# RECORDS FOR THIS EXERCISE start
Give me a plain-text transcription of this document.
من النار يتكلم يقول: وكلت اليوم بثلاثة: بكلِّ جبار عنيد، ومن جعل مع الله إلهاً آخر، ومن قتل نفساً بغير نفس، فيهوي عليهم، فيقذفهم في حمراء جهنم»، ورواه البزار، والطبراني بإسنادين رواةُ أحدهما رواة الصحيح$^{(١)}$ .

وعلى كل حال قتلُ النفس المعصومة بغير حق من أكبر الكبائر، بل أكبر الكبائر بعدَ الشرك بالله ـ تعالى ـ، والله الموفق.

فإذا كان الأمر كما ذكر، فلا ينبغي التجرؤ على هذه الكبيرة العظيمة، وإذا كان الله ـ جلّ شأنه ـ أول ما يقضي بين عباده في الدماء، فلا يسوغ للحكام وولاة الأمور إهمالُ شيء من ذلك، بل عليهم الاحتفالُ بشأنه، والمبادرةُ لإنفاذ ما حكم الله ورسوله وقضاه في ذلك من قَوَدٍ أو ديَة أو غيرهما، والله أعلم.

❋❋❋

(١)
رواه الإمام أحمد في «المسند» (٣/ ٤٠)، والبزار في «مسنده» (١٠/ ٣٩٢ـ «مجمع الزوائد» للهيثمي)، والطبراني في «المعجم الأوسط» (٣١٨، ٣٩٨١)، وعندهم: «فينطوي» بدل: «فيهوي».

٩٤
# RECORDS FOR THIS EXERCISE end
# RECORDS FOR THIS EXERCISE start
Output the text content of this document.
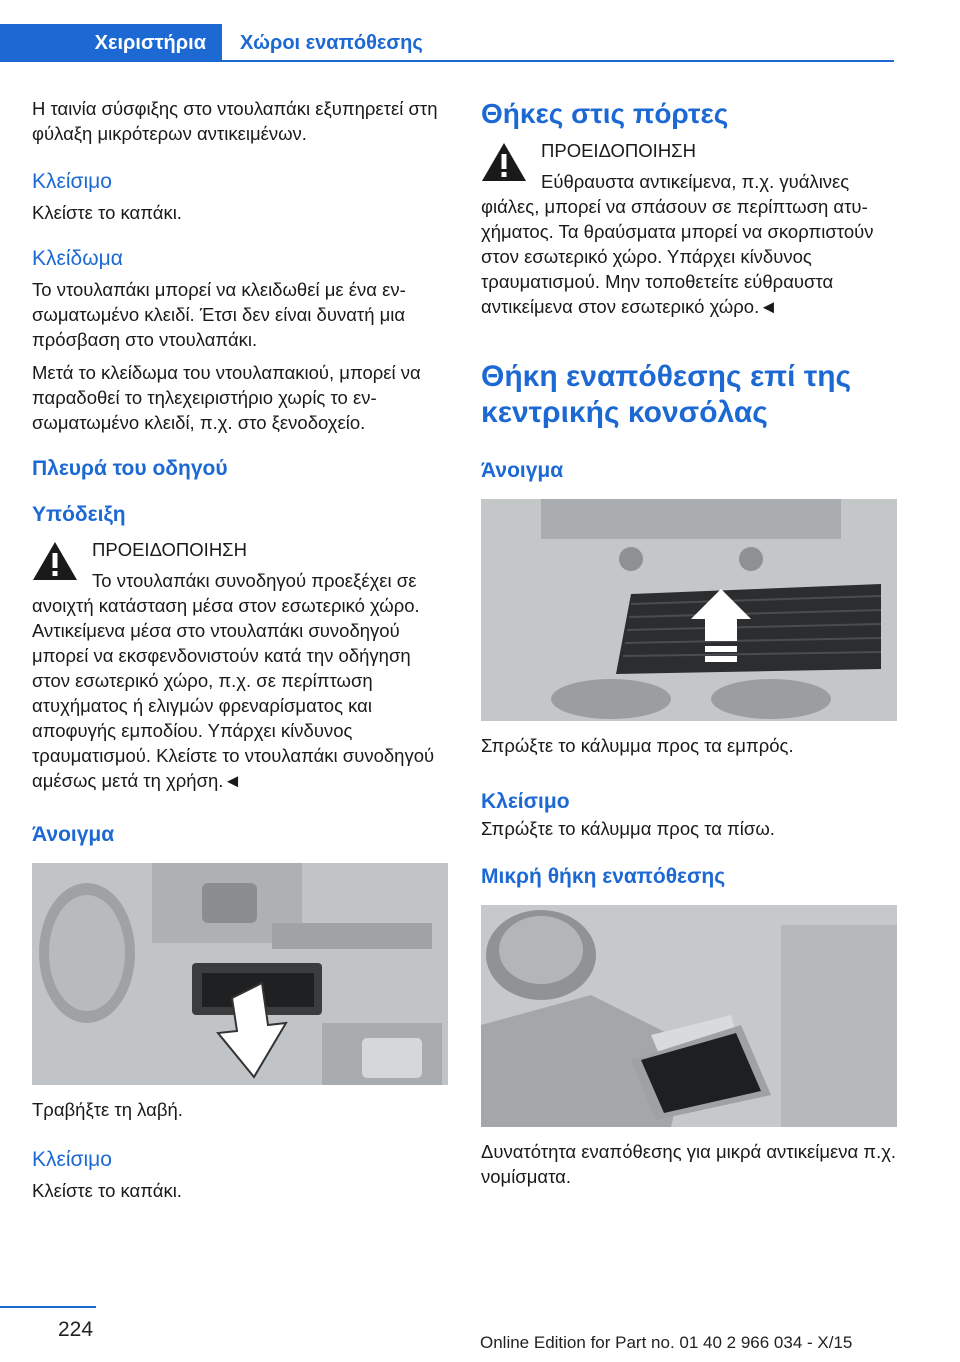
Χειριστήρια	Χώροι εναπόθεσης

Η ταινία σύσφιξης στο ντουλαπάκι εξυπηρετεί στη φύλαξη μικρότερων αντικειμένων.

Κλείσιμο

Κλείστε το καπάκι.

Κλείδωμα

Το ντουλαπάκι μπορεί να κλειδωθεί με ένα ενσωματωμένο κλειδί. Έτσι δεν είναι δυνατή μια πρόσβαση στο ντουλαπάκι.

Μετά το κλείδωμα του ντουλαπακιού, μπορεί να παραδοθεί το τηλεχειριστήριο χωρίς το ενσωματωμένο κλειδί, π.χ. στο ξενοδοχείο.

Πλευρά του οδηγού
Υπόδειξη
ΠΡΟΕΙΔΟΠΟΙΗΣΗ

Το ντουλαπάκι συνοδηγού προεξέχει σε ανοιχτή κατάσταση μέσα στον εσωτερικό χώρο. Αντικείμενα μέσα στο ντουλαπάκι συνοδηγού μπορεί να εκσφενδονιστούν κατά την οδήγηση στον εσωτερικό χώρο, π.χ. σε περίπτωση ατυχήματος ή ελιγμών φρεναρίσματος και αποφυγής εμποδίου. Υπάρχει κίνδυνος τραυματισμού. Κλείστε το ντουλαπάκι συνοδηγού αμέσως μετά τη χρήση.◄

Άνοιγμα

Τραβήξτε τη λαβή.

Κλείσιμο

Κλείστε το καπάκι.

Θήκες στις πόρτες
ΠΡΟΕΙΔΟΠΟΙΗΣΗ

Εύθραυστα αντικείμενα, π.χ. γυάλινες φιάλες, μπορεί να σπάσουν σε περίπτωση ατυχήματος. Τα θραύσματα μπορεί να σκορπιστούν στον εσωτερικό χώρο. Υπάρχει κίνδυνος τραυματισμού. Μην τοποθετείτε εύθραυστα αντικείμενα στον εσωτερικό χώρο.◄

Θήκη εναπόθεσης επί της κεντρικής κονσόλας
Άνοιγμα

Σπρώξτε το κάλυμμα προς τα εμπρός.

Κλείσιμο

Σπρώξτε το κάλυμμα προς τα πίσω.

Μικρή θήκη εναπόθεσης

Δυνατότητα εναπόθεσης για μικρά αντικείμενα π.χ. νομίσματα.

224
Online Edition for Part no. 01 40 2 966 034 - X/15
# RECORDS FOR THIS EXERCISE end
# RECORDS FOR THIS EXERCISE start
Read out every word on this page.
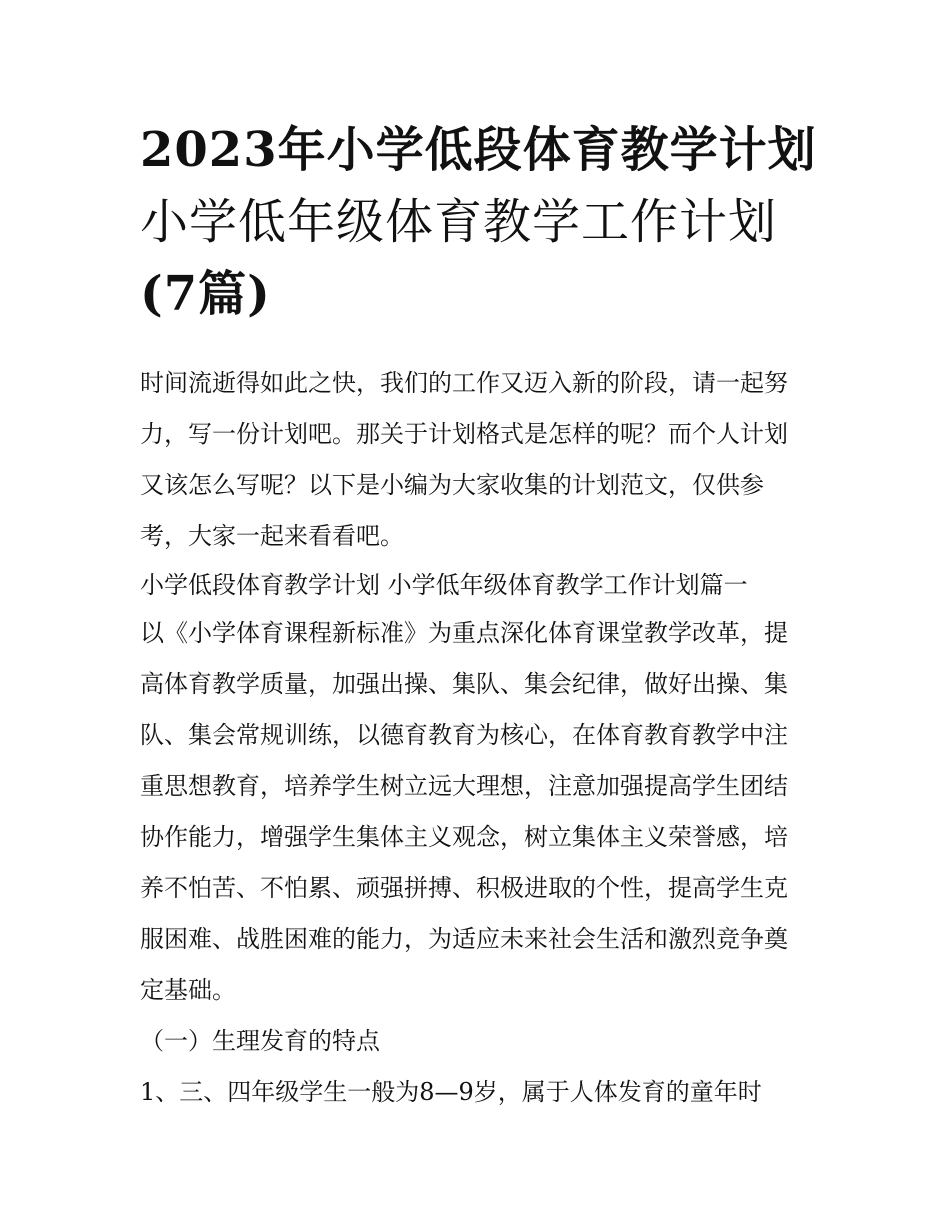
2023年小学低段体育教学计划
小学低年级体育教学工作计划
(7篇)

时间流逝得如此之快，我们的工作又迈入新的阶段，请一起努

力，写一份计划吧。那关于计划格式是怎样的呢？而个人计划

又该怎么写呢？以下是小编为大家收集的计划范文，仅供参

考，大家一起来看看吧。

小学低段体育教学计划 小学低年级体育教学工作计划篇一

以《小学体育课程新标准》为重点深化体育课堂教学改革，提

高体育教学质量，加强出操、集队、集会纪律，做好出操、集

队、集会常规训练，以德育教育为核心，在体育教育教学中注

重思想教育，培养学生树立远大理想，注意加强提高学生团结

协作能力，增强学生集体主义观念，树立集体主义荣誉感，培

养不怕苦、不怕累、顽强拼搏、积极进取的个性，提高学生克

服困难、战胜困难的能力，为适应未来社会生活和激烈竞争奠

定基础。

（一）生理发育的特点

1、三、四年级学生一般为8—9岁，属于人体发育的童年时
# RECORDS FOR THIS EXERCISE end
DIRECTIONS: Above are some records. Count the lines among them with the word "text", and answer with the number only.

SOLUTION TO THIS EXERCISE: 2